◆ Exercise brief ◆
Find all lines in the listing that include the word "exposure", then copy them.

(begin)

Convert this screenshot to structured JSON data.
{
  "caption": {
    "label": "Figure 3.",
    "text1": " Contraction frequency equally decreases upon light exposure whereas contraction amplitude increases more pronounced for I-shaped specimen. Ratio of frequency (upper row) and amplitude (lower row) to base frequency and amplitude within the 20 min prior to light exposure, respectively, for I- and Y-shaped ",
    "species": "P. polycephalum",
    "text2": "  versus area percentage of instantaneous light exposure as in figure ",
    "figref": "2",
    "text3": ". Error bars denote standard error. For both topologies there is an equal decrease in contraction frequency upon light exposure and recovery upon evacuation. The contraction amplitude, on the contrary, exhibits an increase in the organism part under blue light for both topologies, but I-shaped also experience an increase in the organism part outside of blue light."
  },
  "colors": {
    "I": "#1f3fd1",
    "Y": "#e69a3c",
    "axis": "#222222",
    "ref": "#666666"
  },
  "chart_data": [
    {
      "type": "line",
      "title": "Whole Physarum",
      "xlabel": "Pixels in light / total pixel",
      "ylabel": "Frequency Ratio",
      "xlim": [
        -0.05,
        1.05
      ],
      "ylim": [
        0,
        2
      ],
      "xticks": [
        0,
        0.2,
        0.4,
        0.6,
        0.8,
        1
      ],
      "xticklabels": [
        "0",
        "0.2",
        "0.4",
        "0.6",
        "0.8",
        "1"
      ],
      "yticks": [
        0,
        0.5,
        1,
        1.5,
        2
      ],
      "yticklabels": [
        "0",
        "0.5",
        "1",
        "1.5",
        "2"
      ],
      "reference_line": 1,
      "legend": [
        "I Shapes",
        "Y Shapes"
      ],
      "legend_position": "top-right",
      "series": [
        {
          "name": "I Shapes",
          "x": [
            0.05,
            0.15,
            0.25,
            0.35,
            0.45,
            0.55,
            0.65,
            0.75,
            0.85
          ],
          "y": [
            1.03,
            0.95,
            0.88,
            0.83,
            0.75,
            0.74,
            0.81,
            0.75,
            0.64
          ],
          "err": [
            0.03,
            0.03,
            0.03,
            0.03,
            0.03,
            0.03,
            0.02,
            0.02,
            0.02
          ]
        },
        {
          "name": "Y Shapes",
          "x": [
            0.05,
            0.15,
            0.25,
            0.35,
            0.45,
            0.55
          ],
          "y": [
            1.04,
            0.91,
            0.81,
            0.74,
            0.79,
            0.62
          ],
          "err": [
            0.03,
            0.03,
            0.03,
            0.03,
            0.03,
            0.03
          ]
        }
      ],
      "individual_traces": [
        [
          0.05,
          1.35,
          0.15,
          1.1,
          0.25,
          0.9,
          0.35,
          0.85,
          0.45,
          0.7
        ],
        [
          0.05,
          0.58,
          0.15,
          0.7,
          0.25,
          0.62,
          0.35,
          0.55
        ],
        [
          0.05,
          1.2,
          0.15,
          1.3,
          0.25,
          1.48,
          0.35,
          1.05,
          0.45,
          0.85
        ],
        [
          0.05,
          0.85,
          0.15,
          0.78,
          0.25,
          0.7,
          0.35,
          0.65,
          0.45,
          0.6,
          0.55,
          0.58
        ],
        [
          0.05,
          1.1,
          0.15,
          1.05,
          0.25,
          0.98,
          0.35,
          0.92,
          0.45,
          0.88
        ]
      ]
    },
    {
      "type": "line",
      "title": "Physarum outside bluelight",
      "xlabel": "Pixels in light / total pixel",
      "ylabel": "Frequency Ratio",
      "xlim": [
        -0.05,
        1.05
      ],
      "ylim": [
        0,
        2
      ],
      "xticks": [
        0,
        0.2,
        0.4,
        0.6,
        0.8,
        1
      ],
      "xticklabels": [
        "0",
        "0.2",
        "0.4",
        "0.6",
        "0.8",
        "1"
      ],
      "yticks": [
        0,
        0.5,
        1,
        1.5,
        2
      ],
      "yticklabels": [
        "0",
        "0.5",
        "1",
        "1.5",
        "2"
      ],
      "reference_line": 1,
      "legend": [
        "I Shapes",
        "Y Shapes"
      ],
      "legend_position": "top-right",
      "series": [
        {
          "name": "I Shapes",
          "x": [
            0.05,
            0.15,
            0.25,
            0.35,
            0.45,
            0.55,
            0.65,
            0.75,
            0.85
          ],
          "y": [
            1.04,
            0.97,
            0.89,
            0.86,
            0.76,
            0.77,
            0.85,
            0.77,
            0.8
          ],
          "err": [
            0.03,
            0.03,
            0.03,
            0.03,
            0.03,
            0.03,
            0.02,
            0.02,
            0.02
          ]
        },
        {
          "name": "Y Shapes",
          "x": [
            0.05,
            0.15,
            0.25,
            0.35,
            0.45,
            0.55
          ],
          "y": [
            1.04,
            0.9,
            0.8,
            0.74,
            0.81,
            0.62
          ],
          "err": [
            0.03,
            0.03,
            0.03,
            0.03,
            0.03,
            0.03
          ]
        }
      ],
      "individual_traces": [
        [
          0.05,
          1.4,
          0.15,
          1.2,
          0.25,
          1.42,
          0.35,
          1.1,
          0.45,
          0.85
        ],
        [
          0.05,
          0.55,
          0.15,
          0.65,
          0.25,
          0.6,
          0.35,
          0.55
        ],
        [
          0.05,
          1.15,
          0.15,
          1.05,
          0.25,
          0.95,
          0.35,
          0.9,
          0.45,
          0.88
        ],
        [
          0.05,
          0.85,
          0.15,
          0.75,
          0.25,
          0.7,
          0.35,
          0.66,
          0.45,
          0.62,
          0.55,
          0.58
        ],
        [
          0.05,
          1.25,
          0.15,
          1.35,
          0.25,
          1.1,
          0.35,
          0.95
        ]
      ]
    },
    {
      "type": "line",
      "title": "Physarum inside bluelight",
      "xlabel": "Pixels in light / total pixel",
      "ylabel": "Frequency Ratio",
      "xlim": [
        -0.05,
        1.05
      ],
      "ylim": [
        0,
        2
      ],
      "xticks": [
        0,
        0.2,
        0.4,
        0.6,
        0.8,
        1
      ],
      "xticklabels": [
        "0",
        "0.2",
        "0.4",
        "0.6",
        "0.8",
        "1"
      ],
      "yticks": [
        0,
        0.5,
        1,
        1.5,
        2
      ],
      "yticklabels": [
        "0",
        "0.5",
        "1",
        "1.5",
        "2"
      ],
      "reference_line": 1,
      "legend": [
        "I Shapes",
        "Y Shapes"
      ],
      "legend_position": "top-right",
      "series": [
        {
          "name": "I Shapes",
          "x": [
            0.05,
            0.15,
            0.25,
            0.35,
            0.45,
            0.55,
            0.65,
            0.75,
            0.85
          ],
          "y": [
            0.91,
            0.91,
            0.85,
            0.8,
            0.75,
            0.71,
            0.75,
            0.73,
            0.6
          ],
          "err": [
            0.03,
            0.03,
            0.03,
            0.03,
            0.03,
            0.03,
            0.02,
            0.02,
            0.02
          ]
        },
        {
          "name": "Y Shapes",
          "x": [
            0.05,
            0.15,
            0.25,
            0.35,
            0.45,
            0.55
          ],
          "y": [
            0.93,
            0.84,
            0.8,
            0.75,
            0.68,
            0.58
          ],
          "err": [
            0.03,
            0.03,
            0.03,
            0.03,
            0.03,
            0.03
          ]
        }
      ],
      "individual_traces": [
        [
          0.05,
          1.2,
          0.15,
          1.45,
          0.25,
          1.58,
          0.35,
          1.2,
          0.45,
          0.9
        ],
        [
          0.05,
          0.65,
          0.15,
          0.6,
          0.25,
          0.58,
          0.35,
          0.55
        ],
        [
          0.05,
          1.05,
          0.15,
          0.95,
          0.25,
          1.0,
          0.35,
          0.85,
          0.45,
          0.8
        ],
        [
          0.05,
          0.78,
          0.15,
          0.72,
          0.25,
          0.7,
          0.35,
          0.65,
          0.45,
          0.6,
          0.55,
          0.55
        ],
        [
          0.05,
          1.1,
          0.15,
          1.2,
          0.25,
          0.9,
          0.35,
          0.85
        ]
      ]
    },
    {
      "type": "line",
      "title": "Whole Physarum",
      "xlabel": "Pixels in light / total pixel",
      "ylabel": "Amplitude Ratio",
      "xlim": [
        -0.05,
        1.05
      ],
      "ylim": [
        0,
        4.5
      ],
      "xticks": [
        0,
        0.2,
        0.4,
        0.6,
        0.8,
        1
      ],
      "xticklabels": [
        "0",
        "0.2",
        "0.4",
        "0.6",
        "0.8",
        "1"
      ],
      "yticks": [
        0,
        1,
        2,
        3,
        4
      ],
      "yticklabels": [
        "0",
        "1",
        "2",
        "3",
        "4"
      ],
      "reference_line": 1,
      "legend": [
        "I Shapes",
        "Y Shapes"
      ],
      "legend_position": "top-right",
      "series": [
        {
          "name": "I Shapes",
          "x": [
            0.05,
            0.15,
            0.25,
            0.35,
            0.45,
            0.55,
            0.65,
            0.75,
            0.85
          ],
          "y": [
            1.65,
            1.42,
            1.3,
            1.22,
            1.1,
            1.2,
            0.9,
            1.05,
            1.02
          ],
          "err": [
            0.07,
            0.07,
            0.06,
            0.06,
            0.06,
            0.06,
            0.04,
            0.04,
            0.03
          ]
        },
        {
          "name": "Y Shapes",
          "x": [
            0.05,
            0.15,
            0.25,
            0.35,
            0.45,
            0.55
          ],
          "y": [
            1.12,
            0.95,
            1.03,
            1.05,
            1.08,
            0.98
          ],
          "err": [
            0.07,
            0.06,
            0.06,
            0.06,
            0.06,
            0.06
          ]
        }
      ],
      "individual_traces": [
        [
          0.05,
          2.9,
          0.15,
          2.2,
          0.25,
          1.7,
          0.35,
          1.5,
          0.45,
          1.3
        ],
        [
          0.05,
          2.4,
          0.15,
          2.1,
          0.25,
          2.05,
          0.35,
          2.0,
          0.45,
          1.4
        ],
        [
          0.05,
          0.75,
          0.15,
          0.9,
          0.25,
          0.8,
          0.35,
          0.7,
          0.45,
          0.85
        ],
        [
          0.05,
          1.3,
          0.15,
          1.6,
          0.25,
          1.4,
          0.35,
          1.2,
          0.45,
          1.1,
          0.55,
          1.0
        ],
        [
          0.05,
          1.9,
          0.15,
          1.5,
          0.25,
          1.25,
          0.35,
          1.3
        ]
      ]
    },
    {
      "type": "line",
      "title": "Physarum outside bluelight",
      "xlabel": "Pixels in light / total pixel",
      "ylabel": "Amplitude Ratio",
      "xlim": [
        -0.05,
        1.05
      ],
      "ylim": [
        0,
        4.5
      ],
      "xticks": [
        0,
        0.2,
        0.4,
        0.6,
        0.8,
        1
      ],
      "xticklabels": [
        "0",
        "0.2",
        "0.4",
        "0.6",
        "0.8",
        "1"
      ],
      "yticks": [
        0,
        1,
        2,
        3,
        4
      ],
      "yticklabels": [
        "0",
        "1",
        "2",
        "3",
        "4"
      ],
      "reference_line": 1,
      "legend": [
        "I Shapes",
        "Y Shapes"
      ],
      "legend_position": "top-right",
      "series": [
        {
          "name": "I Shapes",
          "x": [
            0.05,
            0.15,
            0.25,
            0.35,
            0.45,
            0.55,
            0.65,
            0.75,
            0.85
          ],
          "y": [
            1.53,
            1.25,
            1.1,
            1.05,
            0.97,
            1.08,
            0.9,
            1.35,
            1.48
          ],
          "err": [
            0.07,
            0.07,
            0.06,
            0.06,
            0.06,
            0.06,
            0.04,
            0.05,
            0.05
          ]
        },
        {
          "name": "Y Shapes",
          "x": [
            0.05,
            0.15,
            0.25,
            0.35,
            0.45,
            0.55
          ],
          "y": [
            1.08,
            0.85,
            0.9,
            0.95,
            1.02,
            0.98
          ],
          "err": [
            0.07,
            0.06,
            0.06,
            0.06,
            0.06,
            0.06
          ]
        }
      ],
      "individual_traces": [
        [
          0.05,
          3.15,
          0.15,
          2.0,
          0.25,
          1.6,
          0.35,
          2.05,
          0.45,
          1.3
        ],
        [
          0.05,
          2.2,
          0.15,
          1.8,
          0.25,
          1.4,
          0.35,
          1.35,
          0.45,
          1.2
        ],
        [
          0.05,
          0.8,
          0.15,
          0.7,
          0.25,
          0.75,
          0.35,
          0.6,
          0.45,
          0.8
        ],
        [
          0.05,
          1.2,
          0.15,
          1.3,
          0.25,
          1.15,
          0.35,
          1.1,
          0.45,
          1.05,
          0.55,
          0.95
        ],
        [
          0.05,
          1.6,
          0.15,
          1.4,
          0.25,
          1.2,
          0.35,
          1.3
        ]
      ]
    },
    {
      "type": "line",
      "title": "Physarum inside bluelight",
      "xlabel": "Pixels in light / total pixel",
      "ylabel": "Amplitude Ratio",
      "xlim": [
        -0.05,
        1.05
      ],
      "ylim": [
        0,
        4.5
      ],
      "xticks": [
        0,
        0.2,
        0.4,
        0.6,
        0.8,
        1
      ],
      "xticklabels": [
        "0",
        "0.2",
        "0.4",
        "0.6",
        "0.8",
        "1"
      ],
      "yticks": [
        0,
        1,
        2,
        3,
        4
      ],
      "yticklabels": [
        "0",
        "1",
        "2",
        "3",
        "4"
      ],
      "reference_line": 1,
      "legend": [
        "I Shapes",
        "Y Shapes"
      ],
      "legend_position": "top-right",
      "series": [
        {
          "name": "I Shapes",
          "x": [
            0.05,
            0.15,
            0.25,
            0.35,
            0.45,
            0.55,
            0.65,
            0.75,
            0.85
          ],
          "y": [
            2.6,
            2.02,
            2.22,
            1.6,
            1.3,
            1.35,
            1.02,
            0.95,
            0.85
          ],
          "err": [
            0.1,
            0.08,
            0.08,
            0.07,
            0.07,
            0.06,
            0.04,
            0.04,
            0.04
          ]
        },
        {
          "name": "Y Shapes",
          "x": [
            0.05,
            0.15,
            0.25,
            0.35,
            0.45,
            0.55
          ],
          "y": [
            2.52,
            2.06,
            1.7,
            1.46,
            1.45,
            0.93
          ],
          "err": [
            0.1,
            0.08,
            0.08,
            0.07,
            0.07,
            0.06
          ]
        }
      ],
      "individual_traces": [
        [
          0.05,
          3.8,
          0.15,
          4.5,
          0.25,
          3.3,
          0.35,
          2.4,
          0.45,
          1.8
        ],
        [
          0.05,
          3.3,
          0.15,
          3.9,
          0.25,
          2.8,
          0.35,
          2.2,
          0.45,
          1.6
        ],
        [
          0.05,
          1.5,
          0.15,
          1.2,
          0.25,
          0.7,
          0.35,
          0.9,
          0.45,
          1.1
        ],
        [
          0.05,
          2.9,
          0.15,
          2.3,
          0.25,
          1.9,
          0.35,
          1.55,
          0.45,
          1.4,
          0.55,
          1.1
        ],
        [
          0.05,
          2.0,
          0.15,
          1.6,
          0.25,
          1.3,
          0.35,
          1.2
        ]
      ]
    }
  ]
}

(end)
(begin)

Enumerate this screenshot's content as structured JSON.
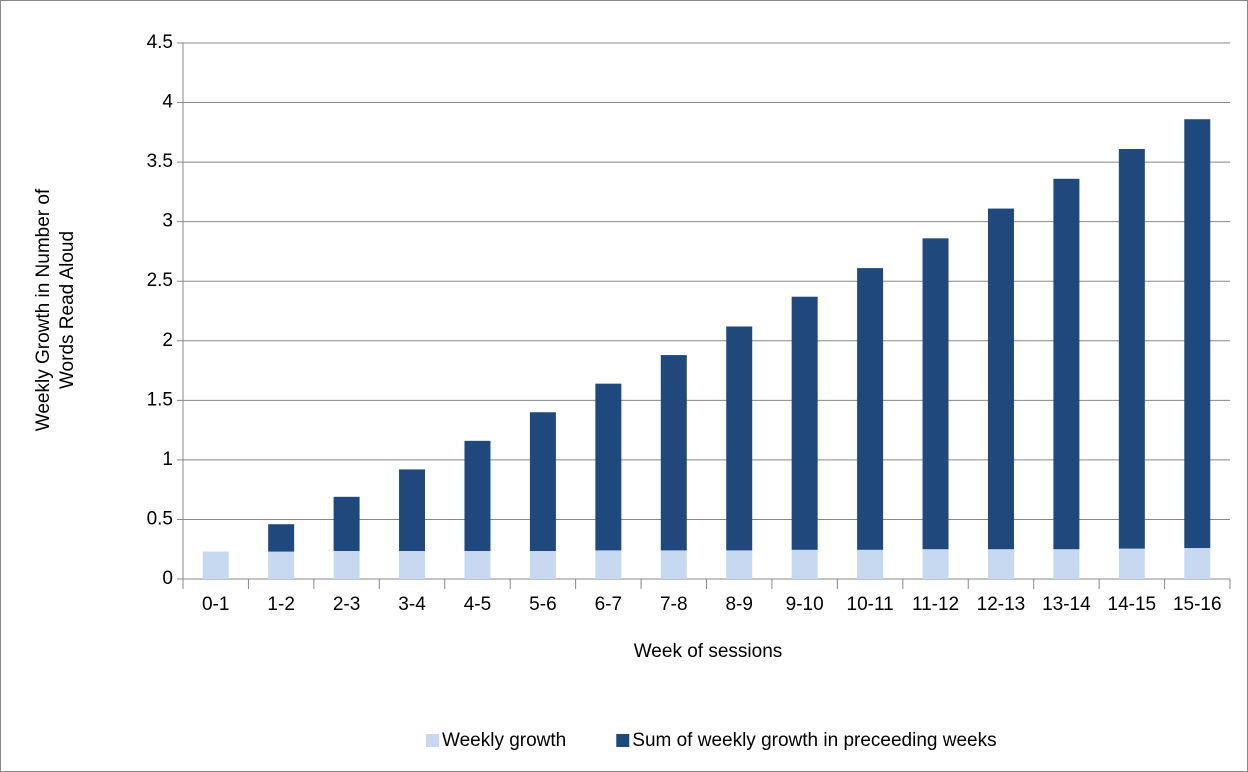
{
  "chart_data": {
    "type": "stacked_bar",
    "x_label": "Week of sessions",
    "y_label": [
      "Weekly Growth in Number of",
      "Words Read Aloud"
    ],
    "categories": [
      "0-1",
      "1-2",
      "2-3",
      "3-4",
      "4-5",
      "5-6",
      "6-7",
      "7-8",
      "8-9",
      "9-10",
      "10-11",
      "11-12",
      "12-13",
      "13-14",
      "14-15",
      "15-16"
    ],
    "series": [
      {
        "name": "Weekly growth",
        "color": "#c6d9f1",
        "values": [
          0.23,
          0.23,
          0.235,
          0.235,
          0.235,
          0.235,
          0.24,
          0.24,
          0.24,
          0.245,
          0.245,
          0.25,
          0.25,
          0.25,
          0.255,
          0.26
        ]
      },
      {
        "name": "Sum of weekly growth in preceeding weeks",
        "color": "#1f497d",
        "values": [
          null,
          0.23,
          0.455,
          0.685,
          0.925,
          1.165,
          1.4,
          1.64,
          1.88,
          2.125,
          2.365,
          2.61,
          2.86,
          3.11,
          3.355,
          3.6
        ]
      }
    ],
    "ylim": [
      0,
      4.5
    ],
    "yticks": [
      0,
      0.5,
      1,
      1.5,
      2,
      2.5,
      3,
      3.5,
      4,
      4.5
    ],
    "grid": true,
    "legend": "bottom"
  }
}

(end)

◆ Solved exercise ◆
    "text1": " Contraction frequency equally decreases upon light exposure whereas contraction amplitude increases more pronounced for I-shaped specimen. Ratio of frequency (upper row) and amplitude (lower row) to base frequency and amplitude within the 20 min prior to light exposure, respectively, for I- and Y-shaped ",
    "text2": "  versus area percentage of instantaneous light exposure as in figure ",
    "text3": ". Error bars denote standard error. For both topologies there is an equal decrease in contraction frequency upon light exposure and recovery upon evacuation. The contraction amplitude, on the contrary, exhibits an increase in the organism part under blue light for both topologies, but I-shaped also experience an increase in the organism part outside of blue light."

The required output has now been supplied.